GIVEN INSTRUCTION =>
Output the data that follows exactly, line for line.

------------------------------

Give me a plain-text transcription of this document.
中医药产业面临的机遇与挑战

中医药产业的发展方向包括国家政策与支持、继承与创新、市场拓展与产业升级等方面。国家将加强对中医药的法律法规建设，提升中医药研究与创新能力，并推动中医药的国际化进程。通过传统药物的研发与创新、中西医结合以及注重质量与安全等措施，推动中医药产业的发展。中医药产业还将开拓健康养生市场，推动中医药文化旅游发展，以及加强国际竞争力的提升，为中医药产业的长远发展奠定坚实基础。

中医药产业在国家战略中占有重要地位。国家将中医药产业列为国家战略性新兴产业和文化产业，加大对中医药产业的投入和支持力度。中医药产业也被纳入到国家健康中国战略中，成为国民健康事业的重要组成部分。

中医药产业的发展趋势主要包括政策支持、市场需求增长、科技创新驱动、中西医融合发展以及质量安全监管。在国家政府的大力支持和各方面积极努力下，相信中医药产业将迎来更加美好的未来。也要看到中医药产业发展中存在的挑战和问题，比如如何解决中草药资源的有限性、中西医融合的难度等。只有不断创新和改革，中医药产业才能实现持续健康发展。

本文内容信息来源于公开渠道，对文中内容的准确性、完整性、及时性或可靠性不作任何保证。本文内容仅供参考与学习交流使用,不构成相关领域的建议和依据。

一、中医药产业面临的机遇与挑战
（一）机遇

------------------------------

RESULT FOR THIS EXERCISE =>
Give me a plain-text transcription of this document.
中医药产业面临的机遇与挑战

中医药产业的发展方向包括国家政策与支持、继承与创新、市场拓展与产业升级等方面。国家将加强对中医药的法律法规建设，提升中医药研究与创新能力，并推动中医药的国际化进程。通过传统药物的研发与创新、中西医结合以及注重质量与安全等措施，推动中医药产业的发展。中医药产业还将开拓健康养生市场，推动中医药文化旅游发展，以及加强国际竞争力的提升，为中医药产业的长远发展奠定坚实基础。

中医药产业在国家战略中占有重要地位。国家将中医药产业列为国家战略性新兴产业和文化产业，加大对中医药产业的投入和支持力度。中医药产业也被纳入到国家健康中国战略中，成为国民健康事业的重要组成部分。

中医药产业的发展趋势主要包括政策支持、市场需求增长、科技创新驱动、中西医融合发展以及质量安全监管。在国家政府的大力支持和各方面积极努力下，相信中医药产业将迎来更加美好的未来。也要看到中医药产业发展中存在的挑战和问题，比如如何解决中草药资源的有限性、中西医融合的难度等。只有不断创新和改革，中医药产业才能实现持续健康发展。

本文内容信息来源于公开渠道，对文中内容的准确性、完整性、及时性或可靠性不作任何保证。本文内容仅供参考与学习交流使用,不构成相关领域的建议和依据。

一、中医药产业面临的机遇与挑战
（一）机遇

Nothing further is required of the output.